## [DATASET RECORDS]
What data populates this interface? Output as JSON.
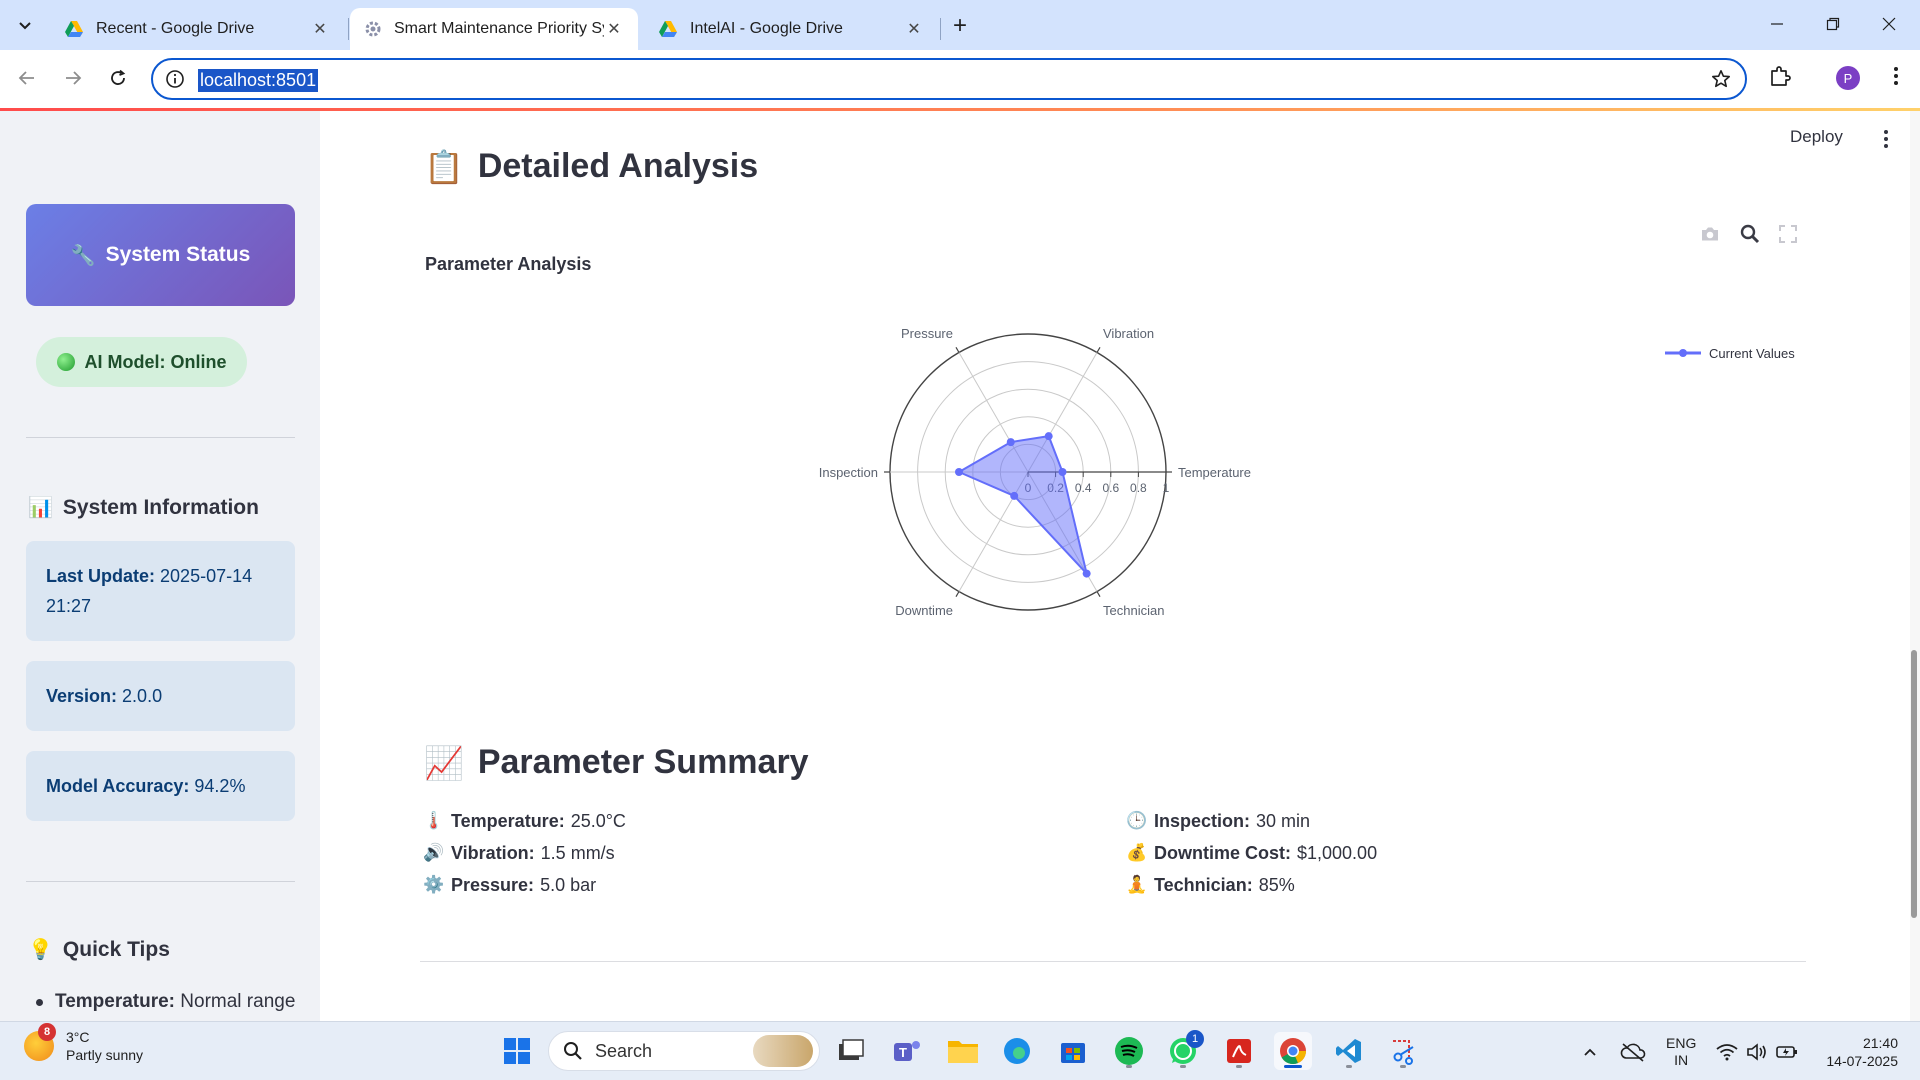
{
  "browser": {
    "tabs": [
      {
        "title": "Recent - Google Drive",
        "icon": "google-drive-icon",
        "active": false
      },
      {
        "title": "Smart Maintenance Priority System",
        "icon": "streamlit-gear-icon",
        "active": true
      },
      {
        "title": "IntelAI - Google Drive",
        "icon": "google-drive-icon",
        "active": false
      }
    ],
    "url": "localhost:8501",
    "profile_initial": "P"
  },
  "sidebar": {
    "status_card": "System Status",
    "model_status": "AI Model: Online",
    "info_heading": "System Information",
    "info_cards": [
      {
        "label": "Last Update:",
        "value": "2025-07-14 21:27"
      },
      {
        "label": "Version:",
        "value": "2.0.0"
      },
      {
        "label": "Model Accuracy:",
        "value": "94.2%"
      }
    ],
    "tips_heading": "Quick Tips",
    "tips": [
      {
        "label": "Temperature:",
        "value": "Normal range"
      }
    ]
  },
  "main": {
    "deploy_label": "Deploy",
    "detailed_heading": "Detailed Analysis",
    "summary_heading": "Parameter Summary",
    "summary_left": [
      {
        "emoji": "🌡️",
        "label": "Temperature:",
        "value": "25.0°C"
      },
      {
        "emoji": "🔊",
        "label": "Vibration:",
        "value": "1.5 mm/s"
      },
      {
        "emoji": "⚙️",
        "label": "Pressure:",
        "value": "5.0 bar"
      }
    ],
    "summary_right": [
      {
        "emoji": "🕒",
        "label": "Inspection:",
        "value": "30 min"
      },
      {
        "emoji": "💰",
        "label": "Downtime Cost:",
        "value": "$1,000.00"
      },
      {
        "emoji": "🧘",
        "label": "Technician:",
        "value": "85%"
      }
    ]
  },
  "chart_data": {
    "type": "radar",
    "title": "Parameter Analysis",
    "categories": [
      "Temperature",
      "Vibration",
      "Pressure",
      "Inspection",
      "Downtime",
      "Technician"
    ],
    "series": [
      {
        "name": "Current Values",
        "values": [
          0.25,
          0.3,
          0.25,
          0.5,
          0.2,
          0.85
        ],
        "color": "#636efa"
      }
    ],
    "radial_range": [
      0,
      1
    ],
    "radial_ticks": [
      "0",
      "0.2",
      "0.4",
      "0.6",
      "0.8",
      "1"
    ],
    "legend": "top-right"
  },
  "taskbar": {
    "weather_temp": "3°C",
    "weather_desc": "Partly sunny",
    "weather_badge": "8",
    "search_placeholder": "Search",
    "whatsapp_badge": "1",
    "lang_top": "ENG",
    "lang_bottom": "IN",
    "time": "21:40",
    "date": "14-07-2025"
  }
}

## [PROBLEM STATEMENT]
From the entries above, collect every line with the string "Analysis" in it.

## [FULL OUTPUT]
    "detailed_heading": "Detailed Analysis",
    "title": "Parameter Analysis",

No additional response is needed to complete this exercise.